_EXERCISE INPUT_
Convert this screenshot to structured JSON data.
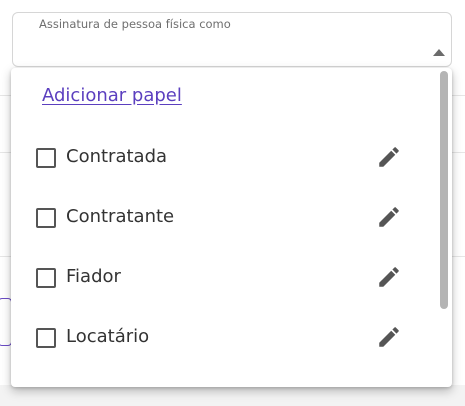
{
  "select": {
    "label": "Assinatura de pessoa física como",
    "caret_icon": "caret-up-icon"
  },
  "dropdown": {
    "add_role_link": "Adicionar papel",
    "options": [
      {
        "label": "Contratada",
        "checked": false,
        "edit_icon": "pencil-icon"
      },
      {
        "label": "Contratante",
        "checked": false,
        "edit_icon": "pencil-icon"
      },
      {
        "label": "Fiador",
        "checked": false,
        "edit_icon": "pencil-icon"
      },
      {
        "label": "Locatário",
        "checked": false,
        "edit_icon": "pencil-icon"
      }
    ]
  },
  "colors": {
    "link": "#5b3fbf",
    "icon": "#555555",
    "scrollbar": "#b4b4b4"
  }
}
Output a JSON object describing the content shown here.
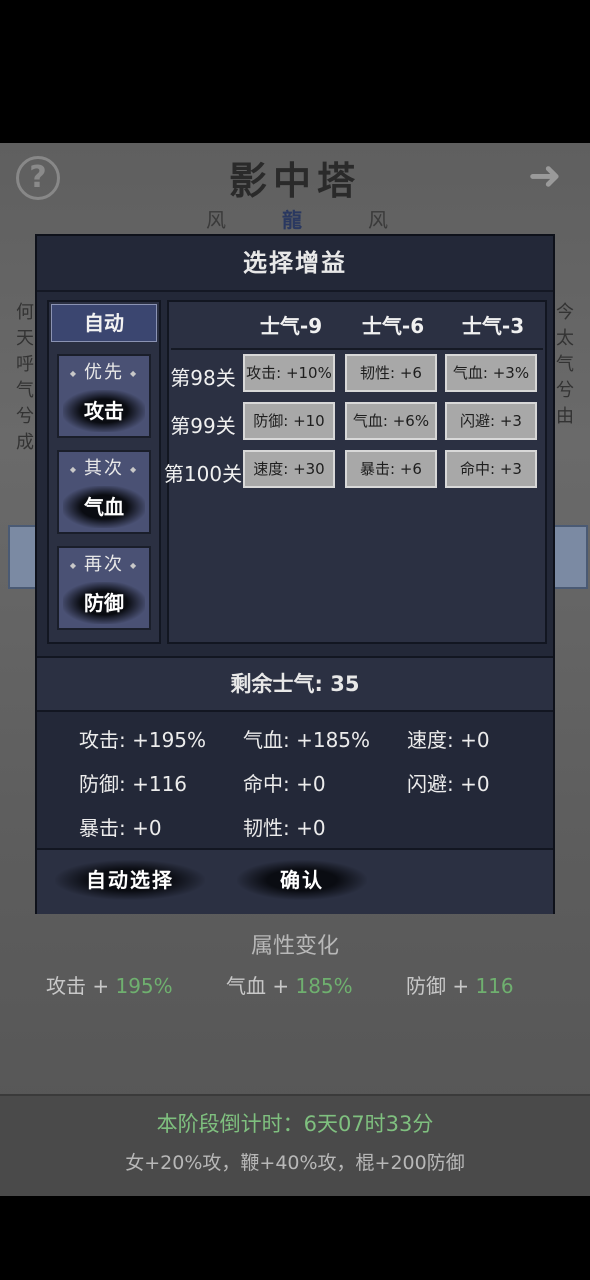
{
  "header": {
    "title": "影中塔",
    "tabs": [
      "风",
      "龍",
      "风"
    ]
  },
  "dialog": {
    "title": "选择增益",
    "auto": {
      "label": "自动",
      "priorities": [
        {
          "label": "优先",
          "value": "攻击"
        },
        {
          "label": "其次",
          "value": "气血"
        },
        {
          "label": "再次",
          "value": "防御"
        }
      ]
    },
    "columns": [
      "士气-9",
      "士气-6",
      "士气-3"
    ],
    "rows": [
      {
        "level": "第98关",
        "options": [
          "攻击: +10%",
          "韧性: +6",
          "气血: +3%"
        ]
      },
      {
        "level": "第99关",
        "options": [
          "防御: +10",
          "气血: +6%",
          "闪避: +3"
        ]
      },
      {
        "level": "第100关",
        "options": [
          "速度: +30",
          "暴击: +6",
          "命中: +3"
        ]
      }
    ],
    "remaining": "剩余士气: 35",
    "stats": [
      "攻击: +195%",
      "气血: +185%",
      "速度: +0",
      "防御: +116",
      "命中: +0",
      "闪避: +0",
      "暴击: +0",
      "韧性: +0"
    ],
    "buttons": {
      "auto_select": "自动选择",
      "confirm": "确认"
    }
  },
  "attributes": {
    "title": "属性变化",
    "items": [
      {
        "name": "攻击",
        "value": "195%"
      },
      {
        "name": "气血",
        "value": "185%"
      },
      {
        "name": "防御",
        "value": "116"
      }
    ]
  },
  "footer": {
    "countdown": "本阶段倒计时：6天07时33分",
    "bonus": "女+20%攻，鞭+40%攻，棍+200防御"
  },
  "colors": {
    "dialog_bg": "#232838",
    "accent_blue": "#3b4670",
    "value_green": "#6fb06f"
  }
}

_SET PROBLEM_
Report each line of the material above where the word "JSON" appears.

_EXERCISE RESULT_
Convert this screenshot to structured JSON data.
Output a JSON object describing the content shown here.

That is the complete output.